● Exercise objective
Nothing but the line with "Serialize everything readable" and the lines after it, through the end of the records below, is to be repeated, exactly as it is.

[Records about charts and figures]
* * * * * * *
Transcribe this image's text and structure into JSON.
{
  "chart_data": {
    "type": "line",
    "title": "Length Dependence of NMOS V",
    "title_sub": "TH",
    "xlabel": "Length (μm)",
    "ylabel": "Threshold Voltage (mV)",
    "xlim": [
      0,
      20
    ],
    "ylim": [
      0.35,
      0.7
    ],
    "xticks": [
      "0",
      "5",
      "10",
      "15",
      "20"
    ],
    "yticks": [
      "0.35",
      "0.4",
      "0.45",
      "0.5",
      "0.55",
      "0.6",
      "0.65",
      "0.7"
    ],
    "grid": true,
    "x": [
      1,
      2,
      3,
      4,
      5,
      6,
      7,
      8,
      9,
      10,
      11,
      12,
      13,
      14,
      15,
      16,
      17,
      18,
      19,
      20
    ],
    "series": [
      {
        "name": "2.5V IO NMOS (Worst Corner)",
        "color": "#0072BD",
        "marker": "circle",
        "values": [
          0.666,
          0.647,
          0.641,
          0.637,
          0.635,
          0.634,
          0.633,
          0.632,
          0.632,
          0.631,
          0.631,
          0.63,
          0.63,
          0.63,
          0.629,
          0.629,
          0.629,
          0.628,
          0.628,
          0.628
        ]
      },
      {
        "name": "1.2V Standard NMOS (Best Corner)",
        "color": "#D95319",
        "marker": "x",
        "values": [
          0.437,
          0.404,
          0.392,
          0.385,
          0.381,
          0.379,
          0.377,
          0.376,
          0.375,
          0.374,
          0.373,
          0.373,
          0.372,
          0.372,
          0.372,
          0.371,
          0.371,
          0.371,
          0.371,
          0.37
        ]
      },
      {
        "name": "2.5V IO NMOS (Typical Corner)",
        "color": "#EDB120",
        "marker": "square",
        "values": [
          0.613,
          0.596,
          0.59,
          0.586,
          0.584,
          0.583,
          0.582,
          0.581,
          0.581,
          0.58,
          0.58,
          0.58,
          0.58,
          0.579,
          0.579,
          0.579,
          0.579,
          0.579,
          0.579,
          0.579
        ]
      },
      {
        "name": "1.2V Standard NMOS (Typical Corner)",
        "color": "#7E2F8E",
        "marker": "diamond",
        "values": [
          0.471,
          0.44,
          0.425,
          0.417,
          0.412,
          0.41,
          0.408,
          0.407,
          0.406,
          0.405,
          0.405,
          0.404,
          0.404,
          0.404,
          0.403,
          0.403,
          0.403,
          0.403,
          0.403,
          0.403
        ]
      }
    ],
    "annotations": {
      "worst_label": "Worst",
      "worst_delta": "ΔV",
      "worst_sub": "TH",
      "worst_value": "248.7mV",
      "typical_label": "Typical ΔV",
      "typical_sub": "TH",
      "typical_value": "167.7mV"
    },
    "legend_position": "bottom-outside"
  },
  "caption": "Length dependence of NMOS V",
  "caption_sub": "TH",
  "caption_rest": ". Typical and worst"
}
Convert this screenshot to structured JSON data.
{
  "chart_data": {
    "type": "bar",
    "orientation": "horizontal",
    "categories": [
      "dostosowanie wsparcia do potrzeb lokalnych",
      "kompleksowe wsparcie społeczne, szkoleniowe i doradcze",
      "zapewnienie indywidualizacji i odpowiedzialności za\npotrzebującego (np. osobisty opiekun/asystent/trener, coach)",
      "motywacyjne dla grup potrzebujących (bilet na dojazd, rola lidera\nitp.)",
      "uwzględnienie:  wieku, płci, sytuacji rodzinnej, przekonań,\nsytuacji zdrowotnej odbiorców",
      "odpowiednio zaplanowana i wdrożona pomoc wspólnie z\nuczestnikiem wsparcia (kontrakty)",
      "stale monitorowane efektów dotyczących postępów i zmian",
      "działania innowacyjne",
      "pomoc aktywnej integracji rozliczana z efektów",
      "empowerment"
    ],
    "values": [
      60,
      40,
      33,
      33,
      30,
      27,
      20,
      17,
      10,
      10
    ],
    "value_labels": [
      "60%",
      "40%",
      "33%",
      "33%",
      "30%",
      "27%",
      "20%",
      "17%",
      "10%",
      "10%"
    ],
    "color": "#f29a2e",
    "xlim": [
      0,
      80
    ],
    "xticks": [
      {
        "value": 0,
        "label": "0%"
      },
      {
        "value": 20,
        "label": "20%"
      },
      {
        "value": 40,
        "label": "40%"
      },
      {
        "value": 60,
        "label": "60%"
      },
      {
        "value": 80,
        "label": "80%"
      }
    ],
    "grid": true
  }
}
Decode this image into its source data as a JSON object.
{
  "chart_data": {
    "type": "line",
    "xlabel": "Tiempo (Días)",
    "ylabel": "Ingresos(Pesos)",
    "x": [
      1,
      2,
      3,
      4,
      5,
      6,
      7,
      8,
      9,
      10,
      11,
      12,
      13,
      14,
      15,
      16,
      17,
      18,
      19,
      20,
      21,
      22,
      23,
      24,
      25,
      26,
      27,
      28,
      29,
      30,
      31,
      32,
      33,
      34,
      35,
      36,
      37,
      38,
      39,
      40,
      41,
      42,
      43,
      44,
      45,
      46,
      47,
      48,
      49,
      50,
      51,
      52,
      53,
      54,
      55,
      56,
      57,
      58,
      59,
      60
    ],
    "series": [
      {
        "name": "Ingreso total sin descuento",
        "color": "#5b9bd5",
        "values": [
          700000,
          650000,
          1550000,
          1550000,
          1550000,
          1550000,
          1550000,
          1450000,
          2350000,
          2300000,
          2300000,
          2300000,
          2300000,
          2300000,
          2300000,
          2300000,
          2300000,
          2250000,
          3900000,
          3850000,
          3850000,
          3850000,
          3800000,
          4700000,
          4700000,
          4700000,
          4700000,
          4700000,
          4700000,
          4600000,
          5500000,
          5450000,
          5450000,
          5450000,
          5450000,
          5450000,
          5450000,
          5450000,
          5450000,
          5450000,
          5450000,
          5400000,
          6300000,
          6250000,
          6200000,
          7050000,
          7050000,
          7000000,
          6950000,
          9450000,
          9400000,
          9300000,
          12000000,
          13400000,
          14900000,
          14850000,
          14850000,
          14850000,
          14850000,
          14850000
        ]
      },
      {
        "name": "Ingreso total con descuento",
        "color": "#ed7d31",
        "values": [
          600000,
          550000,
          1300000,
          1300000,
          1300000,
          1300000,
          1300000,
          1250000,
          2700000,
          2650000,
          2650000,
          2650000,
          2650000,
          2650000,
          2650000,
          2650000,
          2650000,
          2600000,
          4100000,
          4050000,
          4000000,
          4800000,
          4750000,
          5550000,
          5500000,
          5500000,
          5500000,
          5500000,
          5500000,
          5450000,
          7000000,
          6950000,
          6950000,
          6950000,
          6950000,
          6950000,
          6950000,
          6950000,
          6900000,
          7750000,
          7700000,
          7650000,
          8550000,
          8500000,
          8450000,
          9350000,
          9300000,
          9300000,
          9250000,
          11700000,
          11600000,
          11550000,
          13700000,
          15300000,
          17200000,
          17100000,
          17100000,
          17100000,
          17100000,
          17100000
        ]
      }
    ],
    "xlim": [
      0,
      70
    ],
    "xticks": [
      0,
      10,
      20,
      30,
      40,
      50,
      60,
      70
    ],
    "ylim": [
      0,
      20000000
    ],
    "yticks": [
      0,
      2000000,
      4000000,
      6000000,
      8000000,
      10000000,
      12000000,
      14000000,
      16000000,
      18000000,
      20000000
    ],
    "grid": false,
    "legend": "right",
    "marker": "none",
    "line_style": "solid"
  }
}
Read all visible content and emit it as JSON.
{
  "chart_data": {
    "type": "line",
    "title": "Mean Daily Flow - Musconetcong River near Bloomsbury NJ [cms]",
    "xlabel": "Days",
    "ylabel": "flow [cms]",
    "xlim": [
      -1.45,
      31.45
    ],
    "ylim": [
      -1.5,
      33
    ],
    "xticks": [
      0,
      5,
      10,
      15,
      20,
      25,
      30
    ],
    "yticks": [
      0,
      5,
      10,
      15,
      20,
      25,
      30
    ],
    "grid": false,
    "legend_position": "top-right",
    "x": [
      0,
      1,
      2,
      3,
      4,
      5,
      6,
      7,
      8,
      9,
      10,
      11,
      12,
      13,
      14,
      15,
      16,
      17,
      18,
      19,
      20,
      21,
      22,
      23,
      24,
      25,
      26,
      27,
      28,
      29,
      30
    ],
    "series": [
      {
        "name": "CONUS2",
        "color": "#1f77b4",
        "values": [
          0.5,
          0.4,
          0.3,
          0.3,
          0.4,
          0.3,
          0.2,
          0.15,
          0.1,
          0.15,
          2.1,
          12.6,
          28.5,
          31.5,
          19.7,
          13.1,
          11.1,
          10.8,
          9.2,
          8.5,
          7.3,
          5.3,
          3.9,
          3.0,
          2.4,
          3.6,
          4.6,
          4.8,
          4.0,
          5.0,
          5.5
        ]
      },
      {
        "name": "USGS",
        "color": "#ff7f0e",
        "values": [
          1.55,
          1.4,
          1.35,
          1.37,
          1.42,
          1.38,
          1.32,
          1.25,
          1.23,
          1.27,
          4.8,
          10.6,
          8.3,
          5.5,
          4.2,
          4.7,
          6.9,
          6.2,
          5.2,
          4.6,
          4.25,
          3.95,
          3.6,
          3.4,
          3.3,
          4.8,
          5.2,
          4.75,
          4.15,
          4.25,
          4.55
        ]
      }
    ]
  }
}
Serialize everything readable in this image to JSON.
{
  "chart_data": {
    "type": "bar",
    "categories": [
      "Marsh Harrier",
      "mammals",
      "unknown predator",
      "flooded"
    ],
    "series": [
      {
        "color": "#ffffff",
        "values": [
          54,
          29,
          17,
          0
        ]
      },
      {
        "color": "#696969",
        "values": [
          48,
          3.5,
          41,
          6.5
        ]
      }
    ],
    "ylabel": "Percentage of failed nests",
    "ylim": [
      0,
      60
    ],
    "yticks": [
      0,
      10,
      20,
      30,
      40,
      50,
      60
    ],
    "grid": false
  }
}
* * * * * * *
● Written response
Serialize everything readable in this image to JSON.
{
  "chart_data": {
    "type": "bar",
    "categories": [
      "Marsh Harrier",
      "mammals",
      "unknown predator",
      "flooded"
    ],
    "series": [
      {
        "color": "#ffffff",
        "values": [
          54,
          29,
          17,
          0
        ]
      },
      {
        "color": "#696969",
        "values": [
          48,
          3.5,
          41,
          6.5
        ]
      }
    ],
    "ylabel": "Percentage of failed nests",
    "ylim": [
      0,
      60
    ],
    "yticks": [
      0,
      10,
      20,
      30,
      40,
      50,
      60
    ],
    "grid": false
  }
}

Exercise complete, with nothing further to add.